=== Dataset rows about figures ===
----------------------------------------

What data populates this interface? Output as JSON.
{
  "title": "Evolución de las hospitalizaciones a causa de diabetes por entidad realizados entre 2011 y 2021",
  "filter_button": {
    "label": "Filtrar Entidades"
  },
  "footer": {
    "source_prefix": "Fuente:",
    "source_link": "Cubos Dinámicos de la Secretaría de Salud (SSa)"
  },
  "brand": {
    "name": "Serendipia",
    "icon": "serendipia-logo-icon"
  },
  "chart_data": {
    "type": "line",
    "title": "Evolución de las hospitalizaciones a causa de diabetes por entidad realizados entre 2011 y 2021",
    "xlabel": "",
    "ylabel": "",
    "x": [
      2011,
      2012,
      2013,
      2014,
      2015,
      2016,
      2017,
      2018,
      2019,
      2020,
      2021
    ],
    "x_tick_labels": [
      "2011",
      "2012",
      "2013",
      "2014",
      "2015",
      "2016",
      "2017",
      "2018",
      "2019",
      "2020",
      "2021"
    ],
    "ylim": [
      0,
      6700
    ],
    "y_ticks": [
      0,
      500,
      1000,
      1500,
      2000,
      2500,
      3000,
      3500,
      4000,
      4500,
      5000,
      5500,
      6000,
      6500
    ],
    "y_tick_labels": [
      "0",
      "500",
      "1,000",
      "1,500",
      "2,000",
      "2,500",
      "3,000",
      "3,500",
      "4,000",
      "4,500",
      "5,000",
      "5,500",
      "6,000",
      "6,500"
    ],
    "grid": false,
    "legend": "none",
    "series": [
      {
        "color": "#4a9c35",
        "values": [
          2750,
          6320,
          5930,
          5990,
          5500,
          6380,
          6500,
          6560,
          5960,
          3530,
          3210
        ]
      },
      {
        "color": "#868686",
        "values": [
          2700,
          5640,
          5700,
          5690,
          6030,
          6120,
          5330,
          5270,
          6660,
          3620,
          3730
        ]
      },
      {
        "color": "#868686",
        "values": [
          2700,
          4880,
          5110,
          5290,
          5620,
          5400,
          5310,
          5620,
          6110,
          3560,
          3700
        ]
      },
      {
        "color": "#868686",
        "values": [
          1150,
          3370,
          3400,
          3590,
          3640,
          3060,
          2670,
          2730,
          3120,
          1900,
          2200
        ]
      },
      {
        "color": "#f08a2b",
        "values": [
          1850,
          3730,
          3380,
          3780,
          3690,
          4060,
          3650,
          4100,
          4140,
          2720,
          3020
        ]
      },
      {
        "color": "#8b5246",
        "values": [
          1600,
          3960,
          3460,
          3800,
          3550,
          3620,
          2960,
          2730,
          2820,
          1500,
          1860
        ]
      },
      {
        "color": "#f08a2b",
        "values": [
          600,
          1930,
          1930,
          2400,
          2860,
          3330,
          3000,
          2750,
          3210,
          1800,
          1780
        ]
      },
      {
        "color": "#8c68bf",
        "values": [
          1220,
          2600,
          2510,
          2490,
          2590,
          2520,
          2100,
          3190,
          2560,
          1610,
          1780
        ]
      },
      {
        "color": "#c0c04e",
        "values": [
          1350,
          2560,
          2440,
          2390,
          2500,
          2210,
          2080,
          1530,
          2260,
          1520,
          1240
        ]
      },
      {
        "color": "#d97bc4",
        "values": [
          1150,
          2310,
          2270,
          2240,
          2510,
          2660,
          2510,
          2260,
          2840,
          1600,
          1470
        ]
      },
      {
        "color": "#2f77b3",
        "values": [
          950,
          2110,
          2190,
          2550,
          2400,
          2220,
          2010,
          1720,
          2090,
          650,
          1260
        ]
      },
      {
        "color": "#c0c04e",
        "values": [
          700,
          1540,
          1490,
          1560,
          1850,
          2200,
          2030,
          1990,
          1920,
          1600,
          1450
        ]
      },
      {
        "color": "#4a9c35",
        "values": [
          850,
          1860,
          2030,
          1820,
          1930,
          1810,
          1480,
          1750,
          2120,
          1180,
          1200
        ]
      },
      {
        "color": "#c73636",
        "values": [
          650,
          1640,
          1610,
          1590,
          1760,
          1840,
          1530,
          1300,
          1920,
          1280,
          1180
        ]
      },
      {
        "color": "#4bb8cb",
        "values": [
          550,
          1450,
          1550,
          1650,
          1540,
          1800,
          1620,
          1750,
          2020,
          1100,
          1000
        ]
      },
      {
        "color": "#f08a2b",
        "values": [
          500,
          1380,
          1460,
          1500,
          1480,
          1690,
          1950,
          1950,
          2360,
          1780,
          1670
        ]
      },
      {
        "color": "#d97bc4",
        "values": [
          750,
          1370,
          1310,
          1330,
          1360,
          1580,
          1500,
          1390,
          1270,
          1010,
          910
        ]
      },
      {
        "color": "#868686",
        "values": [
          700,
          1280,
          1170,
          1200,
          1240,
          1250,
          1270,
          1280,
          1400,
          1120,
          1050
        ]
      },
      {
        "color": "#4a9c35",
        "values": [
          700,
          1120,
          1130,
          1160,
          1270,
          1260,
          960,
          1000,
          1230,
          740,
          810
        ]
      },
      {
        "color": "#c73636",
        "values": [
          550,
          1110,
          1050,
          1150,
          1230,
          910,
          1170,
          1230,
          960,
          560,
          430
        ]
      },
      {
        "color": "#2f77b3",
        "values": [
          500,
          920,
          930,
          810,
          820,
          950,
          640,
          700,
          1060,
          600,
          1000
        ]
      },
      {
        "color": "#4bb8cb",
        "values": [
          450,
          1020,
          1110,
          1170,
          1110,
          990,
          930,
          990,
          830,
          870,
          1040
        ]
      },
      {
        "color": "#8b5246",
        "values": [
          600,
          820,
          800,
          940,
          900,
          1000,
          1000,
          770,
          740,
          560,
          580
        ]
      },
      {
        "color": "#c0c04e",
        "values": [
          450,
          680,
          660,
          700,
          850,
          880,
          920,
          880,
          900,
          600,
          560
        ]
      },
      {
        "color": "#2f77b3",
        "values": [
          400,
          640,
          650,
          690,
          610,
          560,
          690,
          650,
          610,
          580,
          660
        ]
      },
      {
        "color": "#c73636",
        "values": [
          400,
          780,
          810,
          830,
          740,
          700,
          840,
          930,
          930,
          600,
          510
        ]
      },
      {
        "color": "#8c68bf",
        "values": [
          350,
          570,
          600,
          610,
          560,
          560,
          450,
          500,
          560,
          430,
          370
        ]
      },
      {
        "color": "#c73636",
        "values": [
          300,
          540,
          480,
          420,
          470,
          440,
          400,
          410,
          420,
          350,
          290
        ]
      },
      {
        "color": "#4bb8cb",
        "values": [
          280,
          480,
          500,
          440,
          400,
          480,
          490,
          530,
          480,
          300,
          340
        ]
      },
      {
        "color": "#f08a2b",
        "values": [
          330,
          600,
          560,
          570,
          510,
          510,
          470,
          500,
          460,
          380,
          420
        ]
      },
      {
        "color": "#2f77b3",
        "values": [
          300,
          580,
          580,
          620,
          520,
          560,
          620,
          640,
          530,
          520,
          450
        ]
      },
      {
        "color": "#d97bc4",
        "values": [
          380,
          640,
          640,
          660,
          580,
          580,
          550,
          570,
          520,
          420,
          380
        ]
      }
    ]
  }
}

----------------------------------------

=== WHAT TO DO ===
Extract the complete listing verbatim.

=== ANSWER TO THIS PROBLEM ===
What data populates this interface? Output as JSON.
{
  "title": "Evolución de las hospitalizaciones a causa de diabetes por entidad realizados entre 2011 y 2021",
  "filter_button": {
    "label": "Filtrar Entidades"
  },
  "footer": {
    "source_prefix": "Fuente:",
    "source_link": "Cubos Dinámicos de la Secretaría de Salud (SSa)"
  },
  "brand": {
    "name": "Serendipia",
    "icon": "serendipia-logo-icon"
  },
  "chart_data": {
    "type": "line",
    "title": "Evolución de las hospitalizaciones a causa de diabetes por entidad realizados entre 2011 y 2021",
    "xlabel": "",
    "ylabel": "",
    "x": [
      2011,
      2012,
      2013,
      2014,
      2015,
      2016,
      2017,
      2018,
      2019,
      2020,
      2021
    ],
    "x_tick_labels": [
      "2011",
      "2012",
      "2013",
      "2014",
      "2015",
      "2016",
      "2017",
      "2018",
      "2019",
      "2020",
      "2021"
    ],
    "ylim": [
      0,
      6700
    ],
    "y_ticks": [
      0,
      500,
      1000,
      1500,
      2000,
      2500,
      3000,
      3500,
      4000,
      4500,
      5000,
      5500,
      6000,
      6500
    ],
    "y_tick_labels": [
      "0",
      "500",
      "1,000",
      "1,500",
      "2,000",
      "2,500",
      "3,000",
      "3,500",
      "4,000",
      "4,500",
      "5,000",
      "5,500",
      "6,000",
      "6,500"
    ],
    "grid": false,
    "legend": "none",
    "series": [
      {
        "color": "#4a9c35",
        "values": [
          2750,
          6320,
          5930,
          5990,
          5500,
          6380,
          6500,
          6560,
          5960,
          3530,
          3210
        ]
      },
      {
        "color": "#868686",
        "values": [
          2700,
          5640,
          5700,
          5690,
          6030,
          6120,
          5330,
          5270,
          6660,
          3620,
          3730
        ]
      },
      {
        "color": "#868686",
        "values": [
          2700,
          4880,
          5110,
          5290,
          5620,
          5400,
          5310,
          5620,
          6110,
          3560,
          3700
        ]
      },
      {
        "color": "#868686",
        "values": [
          1150,
          3370,
          3400,
          3590,
          3640,
          3060,
          2670,
          2730,
          3120,
          1900,
          2200
        ]
      },
      {
        "color": "#f08a2b",
        "values": [
          1850,
          3730,
          3380,
          3780,
          3690,
          4060,
          3650,
          4100,
          4140,
          2720,
          3020
        ]
      },
      {
        "color": "#8b5246",
        "values": [
          1600,
          3960,
          3460,
          3800,
          3550,
          3620,
          2960,
          2730,
          2820,
          1500,
          1860
        ]
      },
      {
        "color": "#f08a2b",
        "values": [
          600,
          1930,
          1930,
          2400,
          2860,
          3330,
          3000,
          2750,
          3210,
          1800,
          1780
        ]
      },
      {
        "color": "#8c68bf",
        "values": [
          1220,
          2600,
          2510,
          2490,
          2590,
          2520,
          2100,
          3190,
          2560,
          1610,
          1780
        ]
      },
      {
        "color": "#c0c04e",
        "values": [
          1350,
          2560,
          2440,
          2390,
          2500,
          2210,
          2080,
          1530,
          2260,
          1520,
          1240
        ]
      },
      {
        "color": "#d97bc4",
        "values": [
          1150,
          2310,
          2270,
          2240,
          2510,
          2660,
          2510,
          2260,
          2840,
          1600,
          1470
        ]
      },
      {
        "color": "#2f77b3",
        "values": [
          950,
          2110,
          2190,
          2550,
          2400,
          2220,
          2010,
          1720,
          2090,
          650,
          1260
        ]
      },
      {
        "color": "#c0c04e",
        "values": [
          700,
          1540,
          1490,
          1560,
          1850,
          2200,
          2030,
          1990,
          1920,
          1600,
          1450
        ]
      },
      {
        "color": "#4a9c35",
        "values": [
          850,
          1860,
          2030,
          1820,
          1930,
          1810,
          1480,
          1750,
          2120,
          1180,
          1200
        ]
      },
      {
        "color": "#c73636",
        "values": [
          650,
          1640,
          1610,
          1590,
          1760,
          1840,
          1530,
          1300,
          1920,
          1280,
          1180
        ]
      },
      {
        "color": "#4bb8cb",
        "values": [
          550,
          1450,
          1550,
          1650,
          1540,
          1800,
          1620,
          1750,
          2020,
          1100,
          1000
        ]
      },
      {
        "color": "#f08a2b",
        "values": [
          500,
          1380,
          1460,
          1500,
          1480,
          1690,
          1950,
          1950,
          2360,
          1780,
          1670
        ]
      },
      {
        "color": "#d97bc4",
        "values": [
          750,
          1370,
          1310,
          1330,
          1360,
          1580,
          1500,
          1390,
          1270,
          1010,
          910
        ]
      },
      {
        "color": "#868686",
        "values": [
          700,
          1280,
          1170,
          1200,
          1240,
          1250,
          1270,
          1280,
          1400,
          1120,
          1050
        ]
      },
      {
        "color": "#4a9c35",
        "values": [
          700,
          1120,
          1130,
          1160,
          1270,
          1260,
          960,
          1000,
          1230,
          740,
          810
        ]
      },
      {
        "color": "#c73636",
        "values": [
          550,
          1110,
          1050,
          1150,
          1230,
          910,
          1170,
          1230,
          960,
          560,
          430
        ]
      },
      {
        "color": "#2f77b3",
        "values": [
          500,
          920,
          930,
          810,
          820,
          950,
          640,
          700,
          1060,
          600,
          1000
        ]
      },
      {
        "color": "#4bb8cb",
        "values": [
          450,
          1020,
          1110,
          1170,
          1110,
          990,
          930,
          990,
          830,
          870,
          1040
        ]
      },
      {
        "color": "#8b5246",
        "values": [
          600,
          820,
          800,
          940,
          900,
          1000,
          1000,
          770,
          740,
          560,
          580
        ]
      },
      {
        "color": "#c0c04e",
        "values": [
          450,
          680,
          660,
          700,
          850,
          880,
          920,
          880,
          900,
          600,
          560
        ]
      },
      {
        "color": "#2f77b3",
        "values": [
          400,
          640,
          650,
          690,
          610,
          560,
          690,
          650,
          610,
          580,
          660
        ]
      },
      {
        "color": "#c73636",
        "values": [
          400,
          780,
          810,
          830,
          740,
          700,
          840,
          930,
          930,
          600,
          510
        ]
      },
      {
        "color": "#8c68bf",
        "values": [
          350,
          570,
          600,
          610,
          560,
          560,
          450,
          500,
          560,
          430,
          370
        ]
      },
      {
        "color": "#c73636",
        "values": [
          300,
          540,
          480,
          420,
          470,
          440,
          400,
          410,
          420,
          350,
          290
        ]
      },
      {
        "color": "#4bb8cb",
        "values": [
          280,
          480,
          500,
          440,
          400,
          480,
          490,
          530,
          480,
          300,
          340
        ]
      },
      {
        "color": "#f08a2b",
        "values": [
          330,
          600,
          560,
          570,
          510,
          510,
          470,
          500,
          460,
          380,
          420
        ]
      },
      {
        "color": "#2f77b3",
        "values": [
          300,
          580,
          580,
          620,
          520,
          560,
          620,
          640,
          530,
          520,
          450
        ]
      },
      {
        "color": "#d97bc4",
        "values": [
          380,
          640,
          640,
          660,
          580,
          580,
          550,
          570,
          520,
          420,
          380
        ]
      }
    ]
  }
}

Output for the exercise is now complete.